Dataset records

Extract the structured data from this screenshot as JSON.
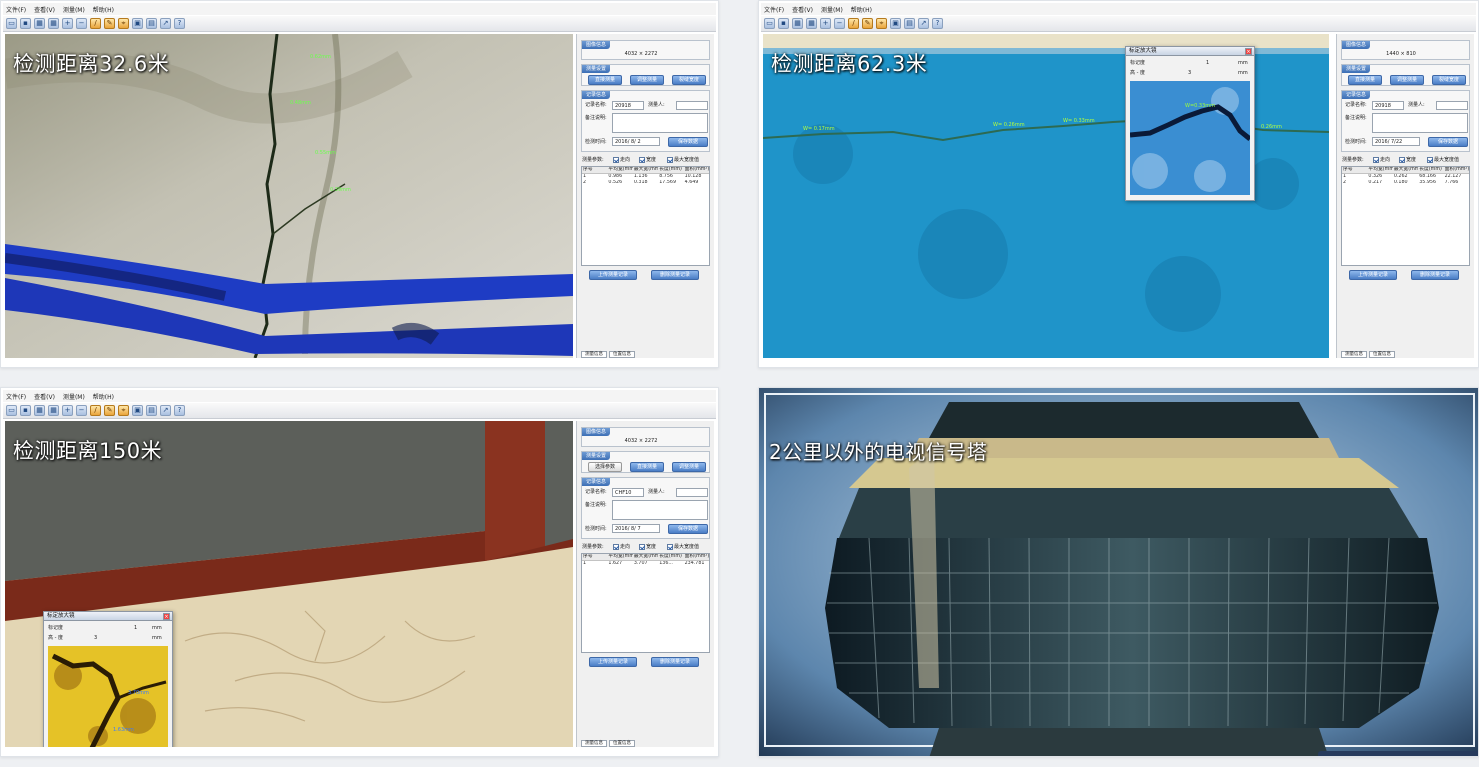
{
  "app": {
    "menu": [
      "文件(F)",
      "查看(V)",
      "测量(M)",
      "帮助(H)"
    ],
    "toolbar_icons": [
      "new-icon",
      "save-icon",
      "grid-icon",
      "grid2-icon",
      "zoom-in-icon",
      "zoom-out-icon",
      "pen-icon",
      "brush-icon",
      "measure-icon",
      "monitor-icon",
      "panel-icon",
      "export-icon",
      "help-icon"
    ]
  },
  "panels": [
    {
      "overlay": "检测距离32.6米",
      "resolution": "4032 × 2272",
      "group_titles": [
        "图像信息",
        "测量设置",
        "记录信息"
      ],
      "buttons": [
        "直接测量",
        "调整测量",
        "裂缝宽度"
      ],
      "record_name_label": "记录名称:",
      "record_name": "20918",
      "operator_label": "测量人:",
      "remarks_label": "备注说明:",
      "date_label": "检测时间:",
      "date": "2016/ 8/ 2",
      "save_button": "保存数据",
      "checks": [
        "走向",
        "宽度",
        "最大宽度值"
      ],
      "checks_label": "测量参数:",
      "table_headers": [
        "序号",
        "平均宽(mm)",
        "最大宽(mm)",
        "长度(mm)",
        "面积(mm²)"
      ],
      "rows": [
        [
          "1",
          "0.986",
          "1.136",
          "8.756",
          "10.128"
        ],
        [
          "2",
          "0.526",
          "0.318",
          "17.569",
          "4.649"
        ]
      ],
      "bottom_buttons": [
        "上传测量记录",
        "删除测量记录"
      ],
      "tabs": [
        "测量信息",
        "位置信息"
      ]
    },
    {
      "overlay": "检测距离62.3米",
      "resolution": "1440 × 810",
      "group_titles": [
        "图像信息",
        "测量设置",
        "记录信息"
      ],
      "buttons": [
        "直接测量",
        "调整测量",
        "裂缝宽度"
      ],
      "record_name_label": "记录名称:",
      "record_name": "20918",
      "operator_label": "测量人:",
      "remarks_label": "备注说明:",
      "date_label": "检测时间:",
      "date": "2016/ 7/22",
      "save_button": "保存数据",
      "checks": [
        "走向",
        "宽度",
        "最大宽度值"
      ],
      "checks_label": "测量参数:",
      "table_headers": [
        "序号",
        "平均宽(mm)",
        "最大宽(mm)",
        "长度(mm)",
        "面积(mm²)"
      ],
      "rows": [
        [
          "1",
          "0.326",
          "0.262",
          "68.166",
          "22.127"
        ],
        [
          "2",
          "0.217",
          "0.180",
          "35.956",
          "7.766"
        ]
      ],
      "bottom_buttons": [
        "上传测量记录",
        "删除测量记录"
      ],
      "tabs": [
        "测量信息",
        "位置信息"
      ],
      "magnifier": {
        "title": "标定放大镜",
        "row1_label": "标记度",
        "row1_value": "1",
        "row1_unit": "mm",
        "row2_label": "高 - 度",
        "row2_value": "3",
        "row2_unit": "mm"
      }
    },
    {
      "overlay": "检测距离150米",
      "resolution": "4032 × 2272",
      "group_titles": [
        "图像信息",
        "测量设置",
        "记录信息"
      ],
      "buttons": [
        "选择参数",
        "直接测量",
        "调整测量"
      ],
      "record_name_label": "记录名称:",
      "record_name": "CHF10",
      "operator_label": "测量人:",
      "remarks_label": "备注说明:",
      "date_label": "检测时间:",
      "date": "2016/ 8/ 7",
      "save_button": "保存数据",
      "checks": [
        "走向",
        "宽度",
        "最大宽度值"
      ],
      "checks_label": "测量参数:",
      "table_headers": [
        "序号",
        "平均宽(mm)",
        "最大宽(mm)",
        "长度(mm)",
        "面积(mm²)"
      ],
      "rows": [
        [
          "1",
          "1.627",
          "3.707",
          "136...",
          "234.781"
        ]
      ],
      "bottom_buttons": [
        "上传测量记录",
        "删除测量记录"
      ],
      "tabs": [
        "测量信息",
        "位置信息"
      ],
      "magnifier": {
        "title": "标定放大镜",
        "row1_label": "标记度",
        "row1_value": "1",
        "row1_unit": "mm",
        "row2_label": "高 - 度",
        "row2_value": "3",
        "row2_unit": "mm"
      }
    }
  ],
  "tower_caption": "2公里以外的电视信号塔",
  "colors": {
    "accent_blue": "#3d6fb5",
    "paint_blue": "#1e3cc4",
    "water_blue": "#1f94c9",
    "brick_red": "#7a2a1a"
  }
}
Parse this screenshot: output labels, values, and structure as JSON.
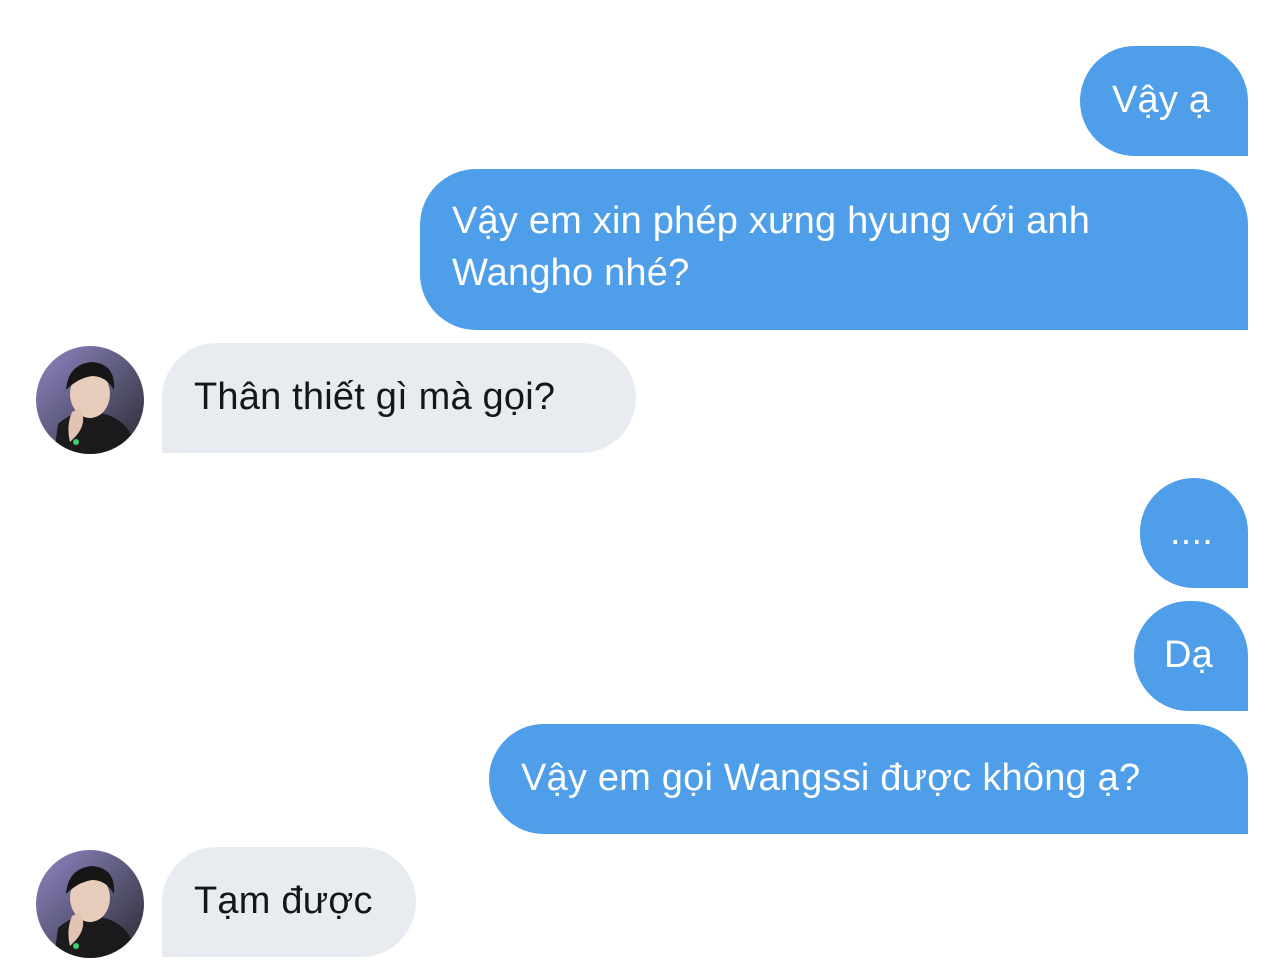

Aim of the exercise
Retype each line of the listing above word for word. Exclude the pictures.

Solution
Extract the structured data from this screenshot as JSON.
{
  "app": {
    "menu": [
      "文件(F)",
      "查看(V)",
      "测量(M)",
      "帮助(H)"
    ],
    "toolbar_icons": [
      "new-icon",
      "save-icon",
      "grid-icon",
      "grid2-icon",
      "zoom-in-icon",
      "zoom-out-icon",
      "pen-icon",
      "brush-icon",
      "measure-icon",
      "monitor-icon",
      "panel-icon",
      "export-icon",
      "help-icon"
    ]
  },
  "panels": [
    {
      "overlay": "检测距离32.6米",
      "resolution": "4032 × 2272",
      "group_titles": [
        "图像信息",
        "测量设置",
        "记录信息"
      ],
      "buttons": [
        "直接测量",
        "调整测量",
        "裂缝宽度"
      ],
      "record_name_label": "记录名称:",
      "record_name": "20918",
      "operator_label": "测量人:",
      "remarks_label": "备注说明:",
      "date_label": "检测时间:",
      "date": "2016/ 8/ 2",
      "save_button": "保存数据",
      "checks": [
        "走向",
        "宽度",
        "最大宽度值"
      ],
      "checks_label": "测量参数:",
      "table_headers": [
        "序号",
        "平均宽(mm)",
        "最大宽(mm)",
        "长度(mm)",
        "面积(mm²)"
      ],
      "rows": [
        [
          "1",
          "0.986",
          "1.136",
          "8.756",
          "10.128"
        ],
        [
          "2",
          "0.526",
          "0.318",
          "17.569",
          "4.649"
        ]
      ],
      "bottom_buttons": [
        "上传测量记录",
        "删除测量记录"
      ],
      "tabs": [
        "测量信息",
        "位置信息"
      ]
    },
    {
      "overlay": "检测距离62.3米",
      "resolution": "1440 × 810",
      "group_titles": [
        "图像信息",
        "测量设置",
        "记录信息"
      ],
      "buttons": [
        "直接测量",
        "调整测量",
        "裂缝宽度"
      ],
      "record_name_label": "记录名称:",
      "record_name": "20918",
      "operator_label": "测量人:",
      "remarks_label": "备注说明:",
      "date_label": "检测时间:",
      "date": "2016/ 7/22",
      "save_button": "保存数据",
      "checks": [
        "走向",
        "宽度",
        "最大宽度值"
      ],
      "checks_label": "测量参数:",
      "table_headers": [
        "序号",
        "平均宽(mm)",
        "最大宽(mm)",
        "长度(mm)",
        "面积(mm²)"
      ],
      "rows": [
        [
          "1",
          "0.326",
          "0.262",
          "68.166",
          "22.127"
        ],
        [
          "2",
          "0.217",
          "0.180",
          "35.956",
          "7.766"
        ]
      ],
      "bottom_buttons": [
        "上传测量记录",
        "删除测量记录"
      ],
      "tabs": [
        "测量信息",
        "位置信息"
      ],
      "magnifier": {
        "title": "标定放大镜",
        "row1_label": "标记度",
        "row1_value": "1",
        "row1_unit": "mm",
        "row2_label": "高 - 度",
        "row2_value": "3",
        "row2_unit": "mm"
      }
    },
    {
      "overlay": "检测距离150米",
      "resolution": "4032 × 2272",
      "group_titles": [
        "图像信息",
        "测量设置",
        "记录信息"
      ],
      "buttons": [
        "选择参数",
        "直接测量",
        "调整测量"
      ],
      "record_name_label": "记录名称:",
      "record_name": "CHF10",
      "operator_label": "测量人:",
      "remarks_label": "备注说明:",
      "date_label": "检测时间:",
      "date": "2016/ 8/ 7",
      "save_button": "保存数据",
      "checks": [
        "走向",
        "宽度",
        "最大宽度值"
      ],
      "checks_label": "测量参数:",
      "table_headers": [
        "序号",
        "平均宽(mm)",
        "最大宽(mm)",
        "长度(mm)",
        "面积(mm²)"
      ],
      "rows": [
        [
          "1",
          "1.627",
          "3.707",
          "136...",
          "234.781"
        ]
      ],
      "bottom_buttons": [
        "上传测量记录",
        "删除测量记录"
      ],
      "tabs": [
        "测量信息",
        "位置信息"
      ],
      "magnifier": {
        "title": "标定放大镜",
        "row1_label": "标记度",
        "row1_value": "1",
        "row1_unit": "mm",
        "row2_label": "高 - 度",
        "row2_value": "3",
        "row2_unit": "mm"
      }
    }
  ],
  "tower_caption": "2公里以外的电视信号塔",
  "colors": {
    "accent_blue": "#3d6fb5",
    "paint_blue": "#1e3cc4",
    "water_blue": "#1f94c9",
    "brick_red": "#7a2a1a"
  }
}
Parse this screenshot: output labels, values, and structure as JSON.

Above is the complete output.